Print the entries below in their entirety, exactly as they are written.

----------

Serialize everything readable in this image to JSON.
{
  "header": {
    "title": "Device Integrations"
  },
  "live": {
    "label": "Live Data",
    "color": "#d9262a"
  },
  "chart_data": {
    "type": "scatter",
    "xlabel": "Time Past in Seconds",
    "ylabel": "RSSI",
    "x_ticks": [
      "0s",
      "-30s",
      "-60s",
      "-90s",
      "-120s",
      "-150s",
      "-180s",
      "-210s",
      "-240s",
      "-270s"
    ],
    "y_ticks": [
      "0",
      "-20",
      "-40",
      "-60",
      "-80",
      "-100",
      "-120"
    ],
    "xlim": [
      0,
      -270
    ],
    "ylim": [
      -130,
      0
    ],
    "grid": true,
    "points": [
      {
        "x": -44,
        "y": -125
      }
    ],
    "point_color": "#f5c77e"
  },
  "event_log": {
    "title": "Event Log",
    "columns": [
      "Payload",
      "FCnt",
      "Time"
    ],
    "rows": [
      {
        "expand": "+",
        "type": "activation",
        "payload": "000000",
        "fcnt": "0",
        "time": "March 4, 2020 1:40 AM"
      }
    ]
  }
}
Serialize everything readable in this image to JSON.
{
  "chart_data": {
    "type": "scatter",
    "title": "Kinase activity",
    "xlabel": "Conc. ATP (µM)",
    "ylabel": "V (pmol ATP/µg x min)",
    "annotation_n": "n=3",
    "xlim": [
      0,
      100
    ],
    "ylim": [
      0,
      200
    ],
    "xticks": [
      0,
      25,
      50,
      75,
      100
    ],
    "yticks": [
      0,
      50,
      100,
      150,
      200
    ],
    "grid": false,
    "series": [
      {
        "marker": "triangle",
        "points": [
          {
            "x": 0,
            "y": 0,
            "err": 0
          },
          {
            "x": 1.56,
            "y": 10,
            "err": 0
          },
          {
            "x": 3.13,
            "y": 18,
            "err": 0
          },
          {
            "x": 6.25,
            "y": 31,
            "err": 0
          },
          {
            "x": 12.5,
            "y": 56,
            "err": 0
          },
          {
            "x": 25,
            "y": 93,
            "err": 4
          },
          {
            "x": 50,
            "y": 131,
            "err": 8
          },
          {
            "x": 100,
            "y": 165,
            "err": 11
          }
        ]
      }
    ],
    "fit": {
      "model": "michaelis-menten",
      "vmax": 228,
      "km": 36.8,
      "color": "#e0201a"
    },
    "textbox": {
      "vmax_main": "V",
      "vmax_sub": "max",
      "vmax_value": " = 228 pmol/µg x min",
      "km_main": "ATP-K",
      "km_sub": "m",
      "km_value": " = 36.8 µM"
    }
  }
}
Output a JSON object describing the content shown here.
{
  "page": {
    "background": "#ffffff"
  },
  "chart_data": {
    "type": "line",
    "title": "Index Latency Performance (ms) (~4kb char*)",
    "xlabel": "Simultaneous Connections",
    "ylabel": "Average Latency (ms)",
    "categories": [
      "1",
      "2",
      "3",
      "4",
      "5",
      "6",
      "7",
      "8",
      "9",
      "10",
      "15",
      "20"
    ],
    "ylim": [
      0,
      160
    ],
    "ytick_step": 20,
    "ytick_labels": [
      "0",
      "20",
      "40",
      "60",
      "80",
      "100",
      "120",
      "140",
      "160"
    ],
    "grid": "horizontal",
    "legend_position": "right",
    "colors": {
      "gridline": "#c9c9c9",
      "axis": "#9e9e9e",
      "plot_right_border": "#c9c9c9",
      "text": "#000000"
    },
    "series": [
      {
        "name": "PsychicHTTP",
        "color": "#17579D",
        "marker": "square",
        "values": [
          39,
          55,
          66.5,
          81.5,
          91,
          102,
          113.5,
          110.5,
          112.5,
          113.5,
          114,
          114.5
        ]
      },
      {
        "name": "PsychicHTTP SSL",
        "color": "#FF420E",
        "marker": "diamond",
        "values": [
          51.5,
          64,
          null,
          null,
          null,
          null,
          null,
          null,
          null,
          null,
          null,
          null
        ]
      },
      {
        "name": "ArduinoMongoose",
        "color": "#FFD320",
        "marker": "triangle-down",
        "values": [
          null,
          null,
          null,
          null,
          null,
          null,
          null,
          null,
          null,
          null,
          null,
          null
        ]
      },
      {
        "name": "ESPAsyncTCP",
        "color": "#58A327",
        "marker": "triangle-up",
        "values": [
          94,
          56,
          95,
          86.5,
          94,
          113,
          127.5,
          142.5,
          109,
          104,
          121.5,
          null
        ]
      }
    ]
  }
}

----------

* [Correct result]
Serialize everything readable in this image to JSON.
{
  "header": {
    "title": "Device Integrations"
  },
  "live": {
    "label": "Live Data",
    "color": "#d9262a"
  },
  "chart_data": {
    "type": "scatter",
    "xlabel": "Time Past in Seconds",
    "ylabel": "RSSI",
    "x_ticks": [
      "0s",
      "-30s",
      "-60s",
      "-90s",
      "-120s",
      "-150s",
      "-180s",
      "-210s",
      "-240s",
      "-270s"
    ],
    "y_ticks": [
      "0",
      "-20",
      "-40",
      "-60",
      "-80",
      "-100",
      "-120"
    ],
    "xlim": [
      0,
      -270
    ],
    "ylim": [
      -130,
      0
    ],
    "grid": true,
    "points": [
      {
        "x": -44,
        "y": -125
      }
    ],
    "point_color": "#f5c77e"
  },
  "event_log": {
    "title": "Event Log",
    "columns": [
      "Payload",
      "FCnt",
      "Time"
    ],
    "rows": [
      {
        "expand": "+",
        "type": "activation",
        "payload": "000000",
        "fcnt": "0",
        "time": "March 4, 2020 1:40 AM"
      }
    ]
  }
}
Serialize everything readable in this image to JSON.
{
  "chart_data": {
    "type": "scatter",
    "title": "Kinase activity",
    "xlabel": "Conc. ATP (µM)",
    "ylabel": "V (pmol ATP/µg x min)",
    "annotation_n": "n=3",
    "xlim": [
      0,
      100
    ],
    "ylim": [
      0,
      200
    ],
    "xticks": [
      0,
      25,
      50,
      75,
      100
    ],
    "yticks": [
      0,
      50,
      100,
      150,
      200
    ],
    "grid": false,
    "series": [
      {
        "marker": "triangle",
        "points": [
          {
            "x": 0,
            "y": 0,
            "err": 0
          },
          {
            "x": 1.56,
            "y": 10,
            "err": 0
          },
          {
            "x": 3.13,
            "y": 18,
            "err": 0
          },
          {
            "x": 6.25,
            "y": 31,
            "err": 0
          },
          {
            "x": 12.5,
            "y": 56,
            "err": 0
          },
          {
            "x": 25,
            "y": 93,
            "err": 4
          },
          {
            "x": 50,
            "y": 131,
            "err": 8
          },
          {
            "x": 100,
            "y": 165,
            "err": 11
          }
        ]
      }
    ],
    "fit": {
      "model": "michaelis-menten",
      "vmax": 228,
      "km": 36.8,
      "color": "#e0201a"
    },
    "textbox": {
      "vmax_main": "V",
      "vmax_sub": "max",
      "vmax_value": " = 228 pmol/µg x min",
      "km_main": "ATP-K",
      "km_sub": "m",
      "km_value": " = 36.8 µM"
    }
  }
}
Output a JSON object describing the content shown here.
{
  "page": {
    "background": "#ffffff"
  },
  "chart_data": {
    "type": "line",
    "title": "Index Latency Performance (ms) (~4kb char*)",
    "xlabel": "Simultaneous Connections",
    "ylabel": "Average Latency (ms)",
    "categories": [
      "1",
      "2",
      "3",
      "4",
      "5",
      "6",
      "7",
      "8",
      "9",
      "10",
      "15",
      "20"
    ],
    "ylim": [
      0,
      160
    ],
    "ytick_step": 20,
    "ytick_labels": [
      "0",
      "20",
      "40",
      "60",
      "80",
      "100",
      "120",
      "140",
      "160"
    ],
    "grid": "horizontal",
    "legend_position": "right",
    "colors": {
      "gridline": "#c9c9c9",
      "axis": "#9e9e9e",
      "plot_right_border": "#c9c9c9",
      "text": "#000000"
    },
    "series": [
      {
        "name": "PsychicHTTP",
        "color": "#17579D",
        "marker": "square",
        "values": [
          39,
          55,
          66.5,
          81.5,
          91,
          102,
          113.5,
          110.5,
          112.5,
          113.5,
          114,
          114.5
        ]
      },
      {
        "name": "PsychicHTTP SSL",
        "color": "#FF420E",
        "marker": "diamond",
        "values": [
          51.5,
          64,
          null,
          null,
          null,
          null,
          null,
          null,
          null,
          null,
          null,
          null
        ]
      },
      {
        "name": "ArduinoMongoose",
        "color": "#FFD320",
        "marker": "triangle-down",
        "values": [
          null,
          null,
          null,
          null,
          null,
          null,
          null,
          null,
          null,
          null,
          null,
          null
        ]
      },
      {
        "name": "ESPAsyncTCP",
        "color": "#58A327",
        "marker": "triangle-up",
        "values": [
          94,
          56,
          95,
          86.5,
          94,
          113,
          127.5,
          142.5,
          109,
          104,
          121.5,
          null
        ]
      }
    ]
  }
}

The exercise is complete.